- **REQUIREMENT**: Provide a single number: the count of lines containing the string "Демонстрация".

- **RECORDS SUPPLIED**:
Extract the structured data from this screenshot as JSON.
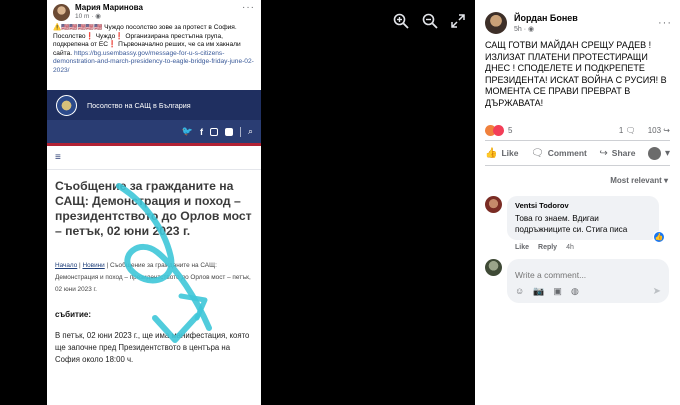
{
  "embedded_post": {
    "author": "Мария Маринова",
    "time": "10 m · ◉",
    "text_prefix": "⚠️🇺🇸🇺🇸🇺🇸🇺🇸🇺🇸 Чуждо посолство зове за протест в София. Посолство❗ Чуждо❗ Организирана престъпна група, подкрепена от ЕС❗ Първоначално реших, че са им хакнали сайта. ",
    "link": "https://bg.usembassy.gov/message-for-u-s-citizens-demonstration-and-march-presidency-to-eagle-bridge-friday-june-02-2023/",
    "embassy_title": "Посолство на САЩ в България",
    "social_icons": [
      "twitter-icon",
      "facebook-icon",
      "instagram-icon",
      "plus-icon",
      "search-icon"
    ],
    "menu_icon": "≡",
    "heading": "Съобщение за гражданите на САЩ: Демонстрация и поход – президентството до Орлов мост – петък, 02 юни 2023 г.",
    "breadcrumb_home": "Начало",
    "breadcrumb_news": "Новини",
    "breadcrumb_rest": " | Съобщение за гражданите на САЩ: Демонстрация и поход – президентството до Орлов мост – петък, 02 юни 2023 г.",
    "section": "събитие:",
    "body": "В петък, 02 юни 2023 г., ще има манифестация, която ще започне пред Президентството в центъра на София около 18:00 ч."
  },
  "toolbar": {
    "icons": [
      "zoom-in-icon",
      "zoom-out-icon",
      "fullscreen-icon"
    ]
  },
  "post": {
    "author": "Йордан Бонев",
    "time": "5h · ◉",
    "text": "САЩ ГОТВИ МАЙДАН СРЕЩУ РАДЕВ ! ИЗЛИЗАТ ПЛАТЕНИ ПРОТЕСТИРАЩИ ДНЕС ! СПОДЕЛЕТЕ И ПОДКРЕПЕТЕ ПРЕЗИДЕНТА! ИСКАТ ВОЙНА С РУСИЯ! В МОМЕНТА СЕ ПРАВИ ПРЕВРАТ В ДЪРЖАВАТА!",
    "reaction_count": "5",
    "comment_count": "1",
    "share_count": "103",
    "like_label": "Like",
    "comment_label": "Comment",
    "share_label": "Share",
    "sort_label": "Most relevant ▾"
  },
  "comment": {
    "author": "Ventsi Todorov",
    "text": "Това го знаем. Вдигаи подръжниците си. Стига писа",
    "like": "Like",
    "reply": "Reply",
    "time": "4h",
    "like_badge": "👍"
  },
  "composer": {
    "placeholder": "Write a comment..."
  },
  "colors": {
    "accent": "#1877f2",
    "embassy_blue": "#1f2f60",
    "scribble": "#3ec7d8"
  }
}
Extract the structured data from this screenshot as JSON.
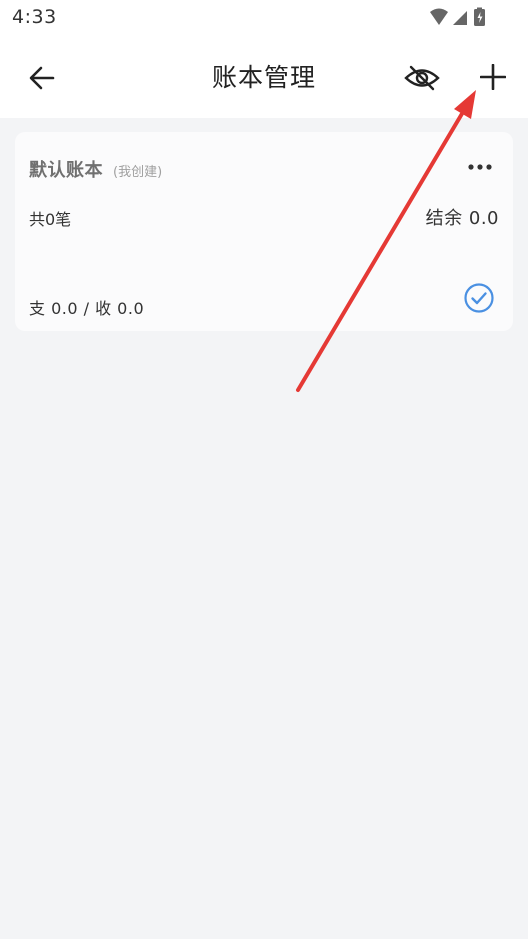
{
  "status_bar": {
    "time": "4:33",
    "icons": [
      "wifi-icon",
      "cellular-signal-icon",
      "battery-charging-icon"
    ]
  },
  "header": {
    "title": "账本管理",
    "back_icon": "arrow-left-icon",
    "visibility_icon": "eye-off-icon",
    "add_icon": "plus-icon"
  },
  "books": [
    {
      "name": "默认账本",
      "tag": "(我创建)",
      "count_text": "共0笔",
      "balance_text": "结余 0.0",
      "summary_text": "支 0.0 / 收 0.0",
      "selected": true
    }
  ],
  "annotation": {
    "arrow_color": "#e53935",
    "points_to": "add-button"
  },
  "colors": {
    "background": "#f3f4f6",
    "card": "#fbfbfc",
    "accent": "#4a90e2"
  }
}
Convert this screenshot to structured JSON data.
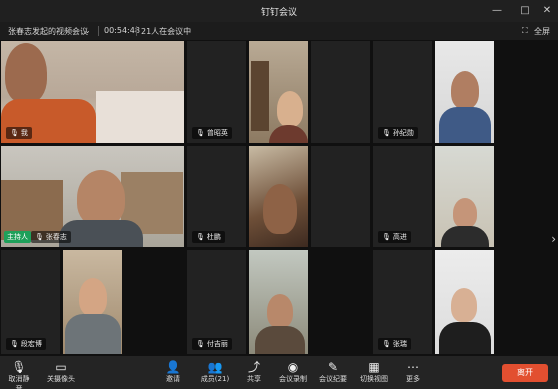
{
  "window": {
    "title": "钉钉会议",
    "controls": {
      "minimize": "—",
      "maximize": "□",
      "close": "✕"
    }
  },
  "infobar": {
    "meeting_name": "张春志发起的视频会议",
    "dropdown_icon": "chevron-down-icon",
    "duration": "00:54:48",
    "attendees": "21人在会议中",
    "fullscreen_label": "全屏"
  },
  "participants": [
    {
      "name": "我",
      "mic": "muted"
    },
    {
      "name": "曾昭英",
      "mic": "muted"
    },
    {
      "name": "",
      "mic": ""
    },
    {
      "name": "孙纪勋",
      "mic": "muted"
    },
    {
      "name": "",
      "mic": ""
    },
    {
      "name": "张春志",
      "mic": "on",
      "host_badge": "主持人"
    },
    {
      "name": "杜鹏",
      "mic": "muted"
    },
    {
      "name": "",
      "mic": ""
    },
    {
      "name": "高进",
      "mic": "on"
    },
    {
      "name": "",
      "mic": ""
    },
    {
      "name": "段宏博",
      "mic": "muted"
    },
    {
      "name": "",
      "mic": ""
    },
    {
      "name": "付吉丽",
      "mic": "muted"
    },
    {
      "name": "",
      "mic": ""
    },
    {
      "name": "张瑞",
      "mic": "muted"
    }
  ],
  "toolbar": {
    "mute_label": "取消静音",
    "camera_label": "关摄像头",
    "invite_label": "邀请",
    "members_label": "成员(21)",
    "share_label": "共享",
    "record_label": "会议录制",
    "minutes_label": "会议纪要",
    "switch_view_label": "切换视图",
    "more_label": "更多",
    "leave_label": "离开"
  },
  "colors": {
    "host_badge": "#1fa05a",
    "leave_button": "#e24f30",
    "background": "#1a1a1a"
  }
}
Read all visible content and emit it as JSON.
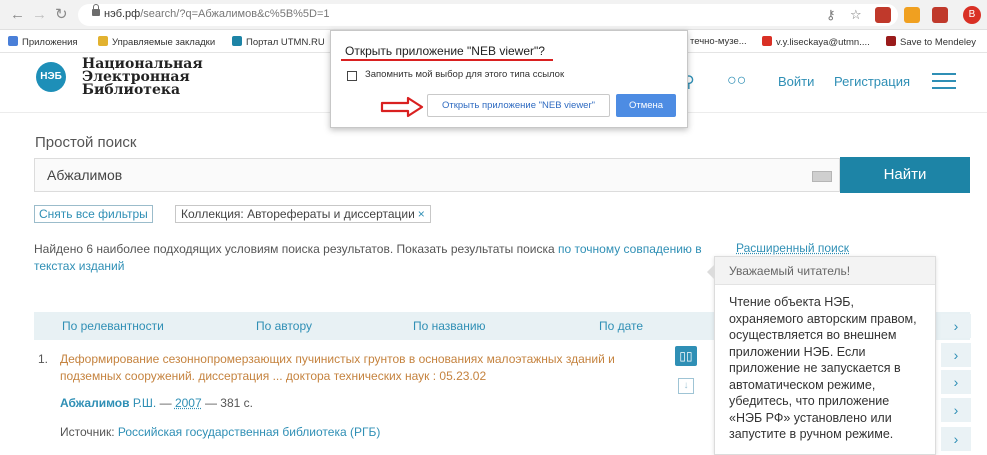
{
  "browser": {
    "url_host": "нэб.рф",
    "url_path": "/search/?q=Абжалимов&c%5B%5D=1",
    "profile_initial": "B",
    "bookmarks": [
      "Приложения",
      "Управляемые закладки",
      "Портал UTMN.RU",
      "течно-музе...",
      "v.y.liseckaya@utmn....",
      "Save to Mendeley"
    ]
  },
  "header": {
    "logo_mark": "НЭБ",
    "logo_line1": "Национальная",
    "logo_line2": "Электронная",
    "logo_line3": "Библиотека",
    "login": "Войти",
    "register": "Регистрация"
  },
  "search": {
    "label": "Простой поиск",
    "query": "Абжалимов",
    "button": "Найти"
  },
  "filters": {
    "reset": "Снять все фильтры",
    "tag": "Коллекция: Авторефераты и диссертации",
    "tag_close": "×"
  },
  "results_info": {
    "text": "Найдено 6 наиболее подходящих условиям поиска результатов. Показать результаты поиска ",
    "link": "по точному совпадению в текстах изданий",
    "advanced": "Расширенный поиск"
  },
  "sort": {
    "relevance": "По релевантности",
    "author": "По автору",
    "title": "По названию",
    "date": "По дате"
  },
  "result": {
    "number": "1.",
    "title": "Деформирование сезоннопромерзающих пучинистых грунтов в основаниях малоэтажных зданий и подземных сооружений. диссертация ... доктора технических наук : 05.23.02",
    "author_bold": "Абжалимов",
    "author_rest": " Р.Ш.",
    "sep1": " — ",
    "year": "2007",
    "sep2": " — 381 с.",
    "source_label": "Источник: ",
    "source": "Российская государственная библиотека (РГБ)"
  },
  "tooltip": {
    "header": "Уважаемый читатель!",
    "body": "Чтение объекта НЭБ, охраняемого авторским правом, осуществляется во внешнем приложении НЭБ. Если приложение не запускается в автоматическом режиме, убедитесь, что приложение «НЭБ РФ» установлено или запустите в ручном режиме."
  },
  "dialog": {
    "title": "Открыть приложение \"NEB viewer\"?",
    "remember": "Запомнить мой выбор для этого типа ссылок",
    "open_button": "Открыть приложение \"NEB viewer\"",
    "cancel_button": "Отмена"
  },
  "colors": {
    "accent": "#1d84a6",
    "link": "#2f8fb5",
    "result_title": "#c5833f",
    "annotation_red": "#d92020"
  }
}
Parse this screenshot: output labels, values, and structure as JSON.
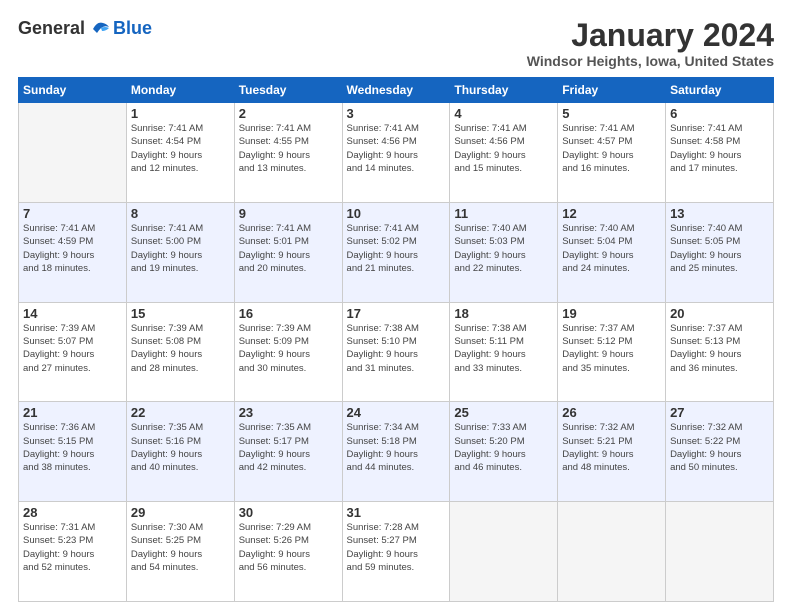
{
  "header": {
    "logo_general": "General",
    "logo_blue": "Blue",
    "month_title": "January 2024",
    "location": "Windsor Heights, Iowa, United States"
  },
  "days_of_week": [
    "Sunday",
    "Monday",
    "Tuesday",
    "Wednesday",
    "Thursday",
    "Friday",
    "Saturday"
  ],
  "weeks": [
    [
      {
        "day": "",
        "info": ""
      },
      {
        "day": "1",
        "info": "Sunrise: 7:41 AM\nSunset: 4:54 PM\nDaylight: 9 hours\nand 12 minutes."
      },
      {
        "day": "2",
        "info": "Sunrise: 7:41 AM\nSunset: 4:55 PM\nDaylight: 9 hours\nand 13 minutes."
      },
      {
        "day": "3",
        "info": "Sunrise: 7:41 AM\nSunset: 4:56 PM\nDaylight: 9 hours\nand 14 minutes."
      },
      {
        "day": "4",
        "info": "Sunrise: 7:41 AM\nSunset: 4:56 PM\nDaylight: 9 hours\nand 15 minutes."
      },
      {
        "day": "5",
        "info": "Sunrise: 7:41 AM\nSunset: 4:57 PM\nDaylight: 9 hours\nand 16 minutes."
      },
      {
        "day": "6",
        "info": "Sunrise: 7:41 AM\nSunset: 4:58 PM\nDaylight: 9 hours\nand 17 minutes."
      }
    ],
    [
      {
        "day": "7",
        "info": "Sunrise: 7:41 AM\nSunset: 4:59 PM\nDaylight: 9 hours\nand 18 minutes."
      },
      {
        "day": "8",
        "info": "Sunrise: 7:41 AM\nSunset: 5:00 PM\nDaylight: 9 hours\nand 19 minutes."
      },
      {
        "day": "9",
        "info": "Sunrise: 7:41 AM\nSunset: 5:01 PM\nDaylight: 9 hours\nand 20 minutes."
      },
      {
        "day": "10",
        "info": "Sunrise: 7:41 AM\nSunset: 5:02 PM\nDaylight: 9 hours\nand 21 minutes."
      },
      {
        "day": "11",
        "info": "Sunrise: 7:40 AM\nSunset: 5:03 PM\nDaylight: 9 hours\nand 22 minutes."
      },
      {
        "day": "12",
        "info": "Sunrise: 7:40 AM\nSunset: 5:04 PM\nDaylight: 9 hours\nand 24 minutes."
      },
      {
        "day": "13",
        "info": "Sunrise: 7:40 AM\nSunset: 5:05 PM\nDaylight: 9 hours\nand 25 minutes."
      }
    ],
    [
      {
        "day": "14",
        "info": "Sunrise: 7:39 AM\nSunset: 5:07 PM\nDaylight: 9 hours\nand 27 minutes."
      },
      {
        "day": "15",
        "info": "Sunrise: 7:39 AM\nSunset: 5:08 PM\nDaylight: 9 hours\nand 28 minutes."
      },
      {
        "day": "16",
        "info": "Sunrise: 7:39 AM\nSunset: 5:09 PM\nDaylight: 9 hours\nand 30 minutes."
      },
      {
        "day": "17",
        "info": "Sunrise: 7:38 AM\nSunset: 5:10 PM\nDaylight: 9 hours\nand 31 minutes."
      },
      {
        "day": "18",
        "info": "Sunrise: 7:38 AM\nSunset: 5:11 PM\nDaylight: 9 hours\nand 33 minutes."
      },
      {
        "day": "19",
        "info": "Sunrise: 7:37 AM\nSunset: 5:12 PM\nDaylight: 9 hours\nand 35 minutes."
      },
      {
        "day": "20",
        "info": "Sunrise: 7:37 AM\nSunset: 5:13 PM\nDaylight: 9 hours\nand 36 minutes."
      }
    ],
    [
      {
        "day": "21",
        "info": "Sunrise: 7:36 AM\nSunset: 5:15 PM\nDaylight: 9 hours\nand 38 minutes."
      },
      {
        "day": "22",
        "info": "Sunrise: 7:35 AM\nSunset: 5:16 PM\nDaylight: 9 hours\nand 40 minutes."
      },
      {
        "day": "23",
        "info": "Sunrise: 7:35 AM\nSunset: 5:17 PM\nDaylight: 9 hours\nand 42 minutes."
      },
      {
        "day": "24",
        "info": "Sunrise: 7:34 AM\nSunset: 5:18 PM\nDaylight: 9 hours\nand 44 minutes."
      },
      {
        "day": "25",
        "info": "Sunrise: 7:33 AM\nSunset: 5:20 PM\nDaylight: 9 hours\nand 46 minutes."
      },
      {
        "day": "26",
        "info": "Sunrise: 7:32 AM\nSunset: 5:21 PM\nDaylight: 9 hours\nand 48 minutes."
      },
      {
        "day": "27",
        "info": "Sunrise: 7:32 AM\nSunset: 5:22 PM\nDaylight: 9 hours\nand 50 minutes."
      }
    ],
    [
      {
        "day": "28",
        "info": "Sunrise: 7:31 AM\nSunset: 5:23 PM\nDaylight: 9 hours\nand 52 minutes."
      },
      {
        "day": "29",
        "info": "Sunrise: 7:30 AM\nSunset: 5:25 PM\nDaylight: 9 hours\nand 54 minutes."
      },
      {
        "day": "30",
        "info": "Sunrise: 7:29 AM\nSunset: 5:26 PM\nDaylight: 9 hours\nand 56 minutes."
      },
      {
        "day": "31",
        "info": "Sunrise: 7:28 AM\nSunset: 5:27 PM\nDaylight: 9 hours\nand 59 minutes."
      },
      {
        "day": "",
        "info": ""
      },
      {
        "day": "",
        "info": ""
      },
      {
        "day": "",
        "info": ""
      }
    ]
  ]
}
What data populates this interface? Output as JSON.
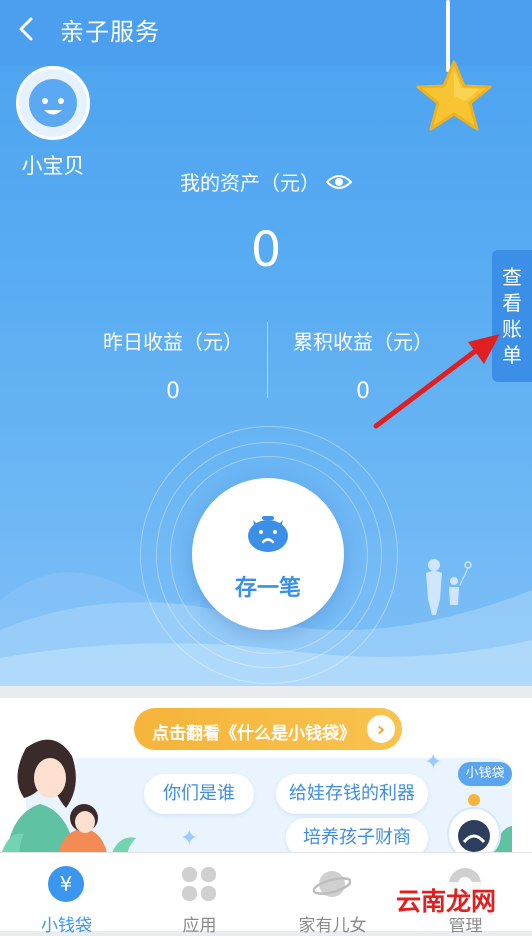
{
  "colors": {
    "primary": "#4ca2f0",
    "accent": "#3a96ef",
    "banner": "#f6b43a",
    "annotation_arrow": "#e02020"
  },
  "header": {
    "title": "亲子服务",
    "back_icon": "chevron-left-icon"
  },
  "profile": {
    "name": "小宝贝",
    "avatar_icon": "baby-face-icon"
  },
  "assets": {
    "label": "我的资产（元）",
    "value": "0",
    "visibility_icon": "eye-icon"
  },
  "stats": [
    {
      "label": "昨日收益（元）",
      "value": "0"
    },
    {
      "label": "累积收益（元）",
      "value": "0"
    }
  ],
  "side_tab": {
    "chars": [
      "查",
      "看",
      "账",
      "单"
    ]
  },
  "deposit": {
    "label": "存一笔",
    "icon": "piggy-bank-icon"
  },
  "promo": {
    "banner_text": "点击翻看《什么是小钱袋》",
    "badge": "小钱袋",
    "chips": [
      "你们是谁",
      "给娃存钱的利器",
      "培养孩子财商"
    ]
  },
  "tabbar": {
    "items": [
      {
        "label": "小钱袋",
        "icon": "yuan-coin-icon",
        "active": true
      },
      {
        "label": "应用",
        "icon": "clover-grid-icon",
        "active": false
      },
      {
        "label": "家有儿女",
        "icon": "planet-icon",
        "active": false
      },
      {
        "label": "管理",
        "icon": "settings-icon",
        "active": false
      }
    ]
  },
  "watermark": "云南龙网"
}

- **OUTPUT OF THE TASK**: 2